[start Extracted material]
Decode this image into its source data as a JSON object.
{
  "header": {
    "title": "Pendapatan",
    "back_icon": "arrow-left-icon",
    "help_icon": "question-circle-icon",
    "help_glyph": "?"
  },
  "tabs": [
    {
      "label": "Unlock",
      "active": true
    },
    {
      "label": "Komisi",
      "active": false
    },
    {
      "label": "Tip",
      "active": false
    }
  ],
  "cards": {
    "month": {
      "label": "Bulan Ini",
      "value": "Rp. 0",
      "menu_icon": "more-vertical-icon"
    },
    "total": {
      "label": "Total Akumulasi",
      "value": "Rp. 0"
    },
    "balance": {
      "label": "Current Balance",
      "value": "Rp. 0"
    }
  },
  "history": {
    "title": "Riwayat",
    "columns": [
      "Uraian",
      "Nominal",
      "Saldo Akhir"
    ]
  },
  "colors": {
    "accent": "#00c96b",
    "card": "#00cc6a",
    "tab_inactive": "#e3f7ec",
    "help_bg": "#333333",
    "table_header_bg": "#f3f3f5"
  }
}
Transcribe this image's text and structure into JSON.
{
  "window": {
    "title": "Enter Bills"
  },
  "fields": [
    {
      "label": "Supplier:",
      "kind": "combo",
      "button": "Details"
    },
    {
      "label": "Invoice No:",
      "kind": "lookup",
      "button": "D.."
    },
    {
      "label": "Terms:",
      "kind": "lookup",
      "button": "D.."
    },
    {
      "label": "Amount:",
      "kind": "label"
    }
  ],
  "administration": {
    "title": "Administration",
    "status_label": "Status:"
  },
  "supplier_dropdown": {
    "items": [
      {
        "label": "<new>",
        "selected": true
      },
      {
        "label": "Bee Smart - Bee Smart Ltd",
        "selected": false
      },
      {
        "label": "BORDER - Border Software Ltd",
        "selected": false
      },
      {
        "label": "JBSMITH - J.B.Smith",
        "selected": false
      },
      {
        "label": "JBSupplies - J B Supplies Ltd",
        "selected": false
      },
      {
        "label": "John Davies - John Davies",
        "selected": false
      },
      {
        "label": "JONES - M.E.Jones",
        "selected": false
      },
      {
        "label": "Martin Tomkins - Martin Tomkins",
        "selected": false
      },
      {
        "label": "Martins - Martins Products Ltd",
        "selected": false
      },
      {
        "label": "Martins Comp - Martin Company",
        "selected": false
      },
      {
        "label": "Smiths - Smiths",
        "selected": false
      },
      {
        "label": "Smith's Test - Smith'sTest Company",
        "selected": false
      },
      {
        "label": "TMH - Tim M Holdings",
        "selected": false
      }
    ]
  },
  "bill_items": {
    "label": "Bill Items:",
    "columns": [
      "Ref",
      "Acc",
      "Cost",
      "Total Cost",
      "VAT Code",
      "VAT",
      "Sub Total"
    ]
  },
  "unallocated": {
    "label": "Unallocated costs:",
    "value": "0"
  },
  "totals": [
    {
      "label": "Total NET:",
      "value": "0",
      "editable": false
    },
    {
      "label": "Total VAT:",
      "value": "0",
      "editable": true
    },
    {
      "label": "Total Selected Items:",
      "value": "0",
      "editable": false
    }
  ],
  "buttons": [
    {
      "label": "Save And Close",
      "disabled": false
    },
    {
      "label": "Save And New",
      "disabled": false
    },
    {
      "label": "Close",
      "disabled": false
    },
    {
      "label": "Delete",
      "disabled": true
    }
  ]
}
[end Extracted material]
• What you will do:
Say how many lines in the listing above include "Company". Give nothing but the number.

• Expected answer:
2